EXERCISE DETAILS >> Repeat, word for word, everything from the start of the records down to and including the line that contains "candle[interactable] — [258, 179, 263, 190]".

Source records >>
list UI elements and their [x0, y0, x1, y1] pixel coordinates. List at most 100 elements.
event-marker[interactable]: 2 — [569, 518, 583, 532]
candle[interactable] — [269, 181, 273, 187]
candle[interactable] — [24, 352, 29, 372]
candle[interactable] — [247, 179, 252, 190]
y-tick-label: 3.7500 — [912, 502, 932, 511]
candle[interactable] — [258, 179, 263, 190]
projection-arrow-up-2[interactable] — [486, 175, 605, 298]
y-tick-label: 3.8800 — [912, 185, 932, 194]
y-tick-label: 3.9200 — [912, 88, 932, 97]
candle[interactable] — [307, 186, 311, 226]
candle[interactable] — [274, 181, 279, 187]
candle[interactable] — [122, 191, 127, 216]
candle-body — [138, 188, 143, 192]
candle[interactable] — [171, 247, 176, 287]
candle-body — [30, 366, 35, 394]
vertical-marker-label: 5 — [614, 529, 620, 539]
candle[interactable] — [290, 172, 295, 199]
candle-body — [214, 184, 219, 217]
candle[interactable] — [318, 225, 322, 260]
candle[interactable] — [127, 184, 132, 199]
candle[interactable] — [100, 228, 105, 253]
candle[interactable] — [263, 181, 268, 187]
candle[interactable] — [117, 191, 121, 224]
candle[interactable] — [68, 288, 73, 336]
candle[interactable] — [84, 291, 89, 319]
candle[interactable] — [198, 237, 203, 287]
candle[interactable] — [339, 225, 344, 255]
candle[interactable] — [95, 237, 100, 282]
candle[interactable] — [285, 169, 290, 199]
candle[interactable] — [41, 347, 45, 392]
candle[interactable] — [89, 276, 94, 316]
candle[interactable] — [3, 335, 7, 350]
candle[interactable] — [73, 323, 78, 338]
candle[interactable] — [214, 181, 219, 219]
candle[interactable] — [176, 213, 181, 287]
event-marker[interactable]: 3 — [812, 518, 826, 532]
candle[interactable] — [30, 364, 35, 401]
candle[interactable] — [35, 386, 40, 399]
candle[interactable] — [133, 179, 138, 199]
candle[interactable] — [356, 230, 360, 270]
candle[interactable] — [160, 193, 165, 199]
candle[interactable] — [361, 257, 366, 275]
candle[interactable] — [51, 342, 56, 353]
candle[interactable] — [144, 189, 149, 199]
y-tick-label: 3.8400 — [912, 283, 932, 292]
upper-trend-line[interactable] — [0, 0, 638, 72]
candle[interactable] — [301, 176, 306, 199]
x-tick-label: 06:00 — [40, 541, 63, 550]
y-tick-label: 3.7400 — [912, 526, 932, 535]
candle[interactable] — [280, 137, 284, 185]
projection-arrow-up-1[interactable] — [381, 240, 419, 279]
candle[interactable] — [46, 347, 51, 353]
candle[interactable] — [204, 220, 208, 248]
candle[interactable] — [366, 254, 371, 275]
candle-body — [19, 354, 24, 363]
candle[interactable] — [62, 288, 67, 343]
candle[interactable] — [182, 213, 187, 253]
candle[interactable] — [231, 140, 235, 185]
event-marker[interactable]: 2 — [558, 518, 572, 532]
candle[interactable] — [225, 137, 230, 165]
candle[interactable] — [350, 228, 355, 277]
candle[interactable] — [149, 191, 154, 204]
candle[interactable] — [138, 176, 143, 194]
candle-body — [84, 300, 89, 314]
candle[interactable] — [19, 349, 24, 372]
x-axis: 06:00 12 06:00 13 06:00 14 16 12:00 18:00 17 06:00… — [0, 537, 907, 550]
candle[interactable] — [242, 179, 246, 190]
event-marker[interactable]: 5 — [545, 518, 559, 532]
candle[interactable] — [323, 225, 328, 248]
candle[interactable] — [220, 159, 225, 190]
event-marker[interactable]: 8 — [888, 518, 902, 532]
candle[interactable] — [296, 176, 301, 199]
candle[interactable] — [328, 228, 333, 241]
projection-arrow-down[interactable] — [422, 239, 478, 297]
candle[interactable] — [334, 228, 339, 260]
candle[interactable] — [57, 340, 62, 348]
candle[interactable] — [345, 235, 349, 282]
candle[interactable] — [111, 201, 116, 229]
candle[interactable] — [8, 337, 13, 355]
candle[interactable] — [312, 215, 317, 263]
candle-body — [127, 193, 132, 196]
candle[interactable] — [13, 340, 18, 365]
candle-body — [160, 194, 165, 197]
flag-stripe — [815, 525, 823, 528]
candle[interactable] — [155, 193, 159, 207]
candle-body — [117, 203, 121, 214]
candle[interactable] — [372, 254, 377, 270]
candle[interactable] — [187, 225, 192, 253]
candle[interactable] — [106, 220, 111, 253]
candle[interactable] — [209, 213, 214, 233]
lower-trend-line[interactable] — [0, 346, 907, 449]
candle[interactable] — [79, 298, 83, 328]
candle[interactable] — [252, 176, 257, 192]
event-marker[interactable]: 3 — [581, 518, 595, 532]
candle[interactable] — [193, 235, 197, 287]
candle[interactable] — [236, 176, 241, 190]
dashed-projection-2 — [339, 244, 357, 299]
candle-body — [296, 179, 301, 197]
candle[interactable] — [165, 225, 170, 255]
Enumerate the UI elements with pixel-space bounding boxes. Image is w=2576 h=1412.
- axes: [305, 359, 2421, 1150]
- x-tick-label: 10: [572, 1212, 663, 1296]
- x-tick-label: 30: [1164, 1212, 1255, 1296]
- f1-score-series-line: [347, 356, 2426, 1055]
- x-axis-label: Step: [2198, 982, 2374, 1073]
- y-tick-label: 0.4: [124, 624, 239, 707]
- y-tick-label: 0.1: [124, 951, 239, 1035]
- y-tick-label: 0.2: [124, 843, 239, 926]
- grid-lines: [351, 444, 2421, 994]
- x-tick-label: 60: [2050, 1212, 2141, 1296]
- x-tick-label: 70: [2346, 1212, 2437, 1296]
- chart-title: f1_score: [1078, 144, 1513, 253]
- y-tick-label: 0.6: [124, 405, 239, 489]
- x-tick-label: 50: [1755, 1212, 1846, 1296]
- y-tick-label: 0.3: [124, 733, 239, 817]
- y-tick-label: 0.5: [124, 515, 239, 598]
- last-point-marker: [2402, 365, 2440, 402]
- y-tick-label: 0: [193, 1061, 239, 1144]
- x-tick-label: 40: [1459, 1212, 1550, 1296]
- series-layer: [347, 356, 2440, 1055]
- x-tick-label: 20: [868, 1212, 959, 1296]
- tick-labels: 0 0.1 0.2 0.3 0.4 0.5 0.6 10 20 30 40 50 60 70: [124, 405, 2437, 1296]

WRITTEN REPLY >>
list UI elements and their [x0, y0, x1, y1] pixel coordinates. List at most 100 elements.
event-marker[interactable]: 2 — [569, 518, 583, 532]
candle[interactable] — [269, 181, 273, 187]
candle[interactable] — [24, 352, 29, 372]
candle[interactable] — [247, 179, 252, 190]
y-tick-label: 3.7500 — [912, 502, 932, 511]
candle[interactable] — [258, 179, 263, 190]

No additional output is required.